* Exercise
Pull every line containing the word "Прыжок" from the records.
—————
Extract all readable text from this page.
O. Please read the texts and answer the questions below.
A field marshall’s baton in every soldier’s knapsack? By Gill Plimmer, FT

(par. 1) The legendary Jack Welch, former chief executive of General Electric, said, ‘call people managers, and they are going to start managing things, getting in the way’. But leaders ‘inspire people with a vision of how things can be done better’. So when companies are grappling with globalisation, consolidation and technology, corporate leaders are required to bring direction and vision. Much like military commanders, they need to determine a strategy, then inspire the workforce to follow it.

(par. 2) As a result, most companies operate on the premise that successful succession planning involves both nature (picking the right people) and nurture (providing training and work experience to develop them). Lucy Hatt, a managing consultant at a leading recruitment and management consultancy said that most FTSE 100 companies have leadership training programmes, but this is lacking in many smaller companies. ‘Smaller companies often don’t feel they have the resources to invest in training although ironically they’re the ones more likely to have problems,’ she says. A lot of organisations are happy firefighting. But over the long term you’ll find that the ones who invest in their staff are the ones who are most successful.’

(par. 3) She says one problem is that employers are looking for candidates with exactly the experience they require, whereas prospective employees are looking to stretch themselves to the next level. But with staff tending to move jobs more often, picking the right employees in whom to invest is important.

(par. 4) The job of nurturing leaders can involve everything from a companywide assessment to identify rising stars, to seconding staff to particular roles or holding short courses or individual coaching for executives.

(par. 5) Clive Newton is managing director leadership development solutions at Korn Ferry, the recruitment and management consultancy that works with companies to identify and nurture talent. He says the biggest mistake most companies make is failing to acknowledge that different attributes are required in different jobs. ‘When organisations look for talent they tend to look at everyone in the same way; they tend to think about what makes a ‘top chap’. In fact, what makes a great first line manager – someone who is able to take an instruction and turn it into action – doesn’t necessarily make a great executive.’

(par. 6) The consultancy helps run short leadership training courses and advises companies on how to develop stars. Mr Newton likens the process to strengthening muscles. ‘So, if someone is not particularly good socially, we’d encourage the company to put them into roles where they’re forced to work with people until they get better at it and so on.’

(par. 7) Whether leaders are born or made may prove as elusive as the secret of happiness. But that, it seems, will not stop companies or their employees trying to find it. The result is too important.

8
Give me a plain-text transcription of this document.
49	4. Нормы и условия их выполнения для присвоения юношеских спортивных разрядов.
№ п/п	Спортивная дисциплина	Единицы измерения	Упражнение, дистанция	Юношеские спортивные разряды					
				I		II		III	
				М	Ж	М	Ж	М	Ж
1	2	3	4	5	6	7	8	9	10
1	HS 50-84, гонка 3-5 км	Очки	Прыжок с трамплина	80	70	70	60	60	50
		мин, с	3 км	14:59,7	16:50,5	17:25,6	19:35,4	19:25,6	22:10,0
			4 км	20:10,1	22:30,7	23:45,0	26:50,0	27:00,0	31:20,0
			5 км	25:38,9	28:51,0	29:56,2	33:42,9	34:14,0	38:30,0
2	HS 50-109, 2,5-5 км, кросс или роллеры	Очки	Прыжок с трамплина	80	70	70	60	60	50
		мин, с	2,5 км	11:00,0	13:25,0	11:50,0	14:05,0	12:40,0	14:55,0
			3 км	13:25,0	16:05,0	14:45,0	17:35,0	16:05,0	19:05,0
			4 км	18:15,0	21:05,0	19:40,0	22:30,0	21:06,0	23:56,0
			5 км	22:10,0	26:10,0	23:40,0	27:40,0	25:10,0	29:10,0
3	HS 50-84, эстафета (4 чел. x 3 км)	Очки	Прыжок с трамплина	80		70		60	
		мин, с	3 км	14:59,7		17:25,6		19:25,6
—————
* Complete output
1	HS 50-84, гонка 3-5 км	Очки	Прыжок с трамплина	80	70	70	60	60	50
2	HS 50-109, 2,5-5 км, кросс или роллеры	Очки	Прыжок с трамплина	80	70	70	60	60	50
3	HS 50-84, эстафета (4 чел. x 3 км)	Очки	Прыжок с трамплина	80		70		60	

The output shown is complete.